▸ **AIM OF THE EXERCISE**:
Output the data below in full, character for character.

:: DATA LINES ::

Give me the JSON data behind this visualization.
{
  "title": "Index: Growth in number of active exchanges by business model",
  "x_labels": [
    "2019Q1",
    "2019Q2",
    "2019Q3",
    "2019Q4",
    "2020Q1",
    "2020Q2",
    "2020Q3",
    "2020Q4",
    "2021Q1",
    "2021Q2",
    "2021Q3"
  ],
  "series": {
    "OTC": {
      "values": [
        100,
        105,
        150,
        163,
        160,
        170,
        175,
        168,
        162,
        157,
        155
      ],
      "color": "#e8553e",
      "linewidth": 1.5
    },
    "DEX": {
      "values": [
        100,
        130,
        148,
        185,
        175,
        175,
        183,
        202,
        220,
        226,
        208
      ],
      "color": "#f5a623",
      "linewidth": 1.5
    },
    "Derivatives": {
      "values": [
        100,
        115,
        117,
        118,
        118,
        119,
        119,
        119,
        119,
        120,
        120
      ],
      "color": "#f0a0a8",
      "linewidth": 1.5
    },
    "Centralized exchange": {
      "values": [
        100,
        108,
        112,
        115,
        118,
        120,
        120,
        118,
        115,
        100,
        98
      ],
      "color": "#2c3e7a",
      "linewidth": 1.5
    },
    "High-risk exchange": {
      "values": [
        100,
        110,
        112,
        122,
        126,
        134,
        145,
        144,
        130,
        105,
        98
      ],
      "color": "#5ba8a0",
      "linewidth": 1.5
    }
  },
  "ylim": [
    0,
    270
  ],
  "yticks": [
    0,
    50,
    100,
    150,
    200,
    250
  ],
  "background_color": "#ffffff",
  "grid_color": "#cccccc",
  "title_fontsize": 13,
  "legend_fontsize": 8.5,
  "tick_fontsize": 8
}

:::

▸ **RESULT**:
Give me the JSON data behind this visualization.
{
  "title": "Index: Growth in number of active exchanges by business model",
  "x_labels": [
    "2019Q1",
    "2019Q2",
    "2019Q3",
    "2019Q4",
    "2020Q1",
    "2020Q2",
    "2020Q3",
    "2020Q4",
    "2021Q1",
    "2021Q2",
    "2021Q3"
  ],
  "series": {
    "OTC": {
      "values": [
        100,
        105,
        150,
        163,
        160,
        170,
        175,
        168,
        162,
        157,
        155
      ],
      "color": "#e8553e",
      "linewidth": 1.5
    },
    "DEX": {
      "values": [
        100,
        130,
        148,
        185,
        175,
        175,
        183,
        202,
        220,
        226,
        208
      ],
      "color": "#f5a623",
      "linewidth": 1.5
    },
    "Derivatives": {
      "values": [
        100,
        115,
        117,
        118,
        118,
        119,
        119,
        119,
        119,
        120,
        120
      ],
      "color": "#f0a0a8",
      "linewidth": 1.5
    },
    "Centralized exchange": {
      "values": [
        100,
        108,
        112,
        115,
        118,
        120,
        120,
        118,
        115,
        100,
        98
      ],
      "color": "#2c3e7a",
      "linewidth": 1.5
    },
    "High-risk exchange": {
      "values": [
        100,
        110,
        112,
        122,
        126,
        134,
        145,
        144,
        130,
        105,
        98
      ],
      "color": "#5ba8a0",
      "linewidth": 1.5
    }
  },
  "ylim": [
    0,
    270
  ],
  "yticks": [
    0,
    50,
    100,
    150,
    200,
    250
  ],
  "background_color": "#ffffff",
  "grid_color": "#cccccc",
  "title_fontsize": 13,
  "legend_fontsize": 8.5,
  "tick_fontsize": 8
}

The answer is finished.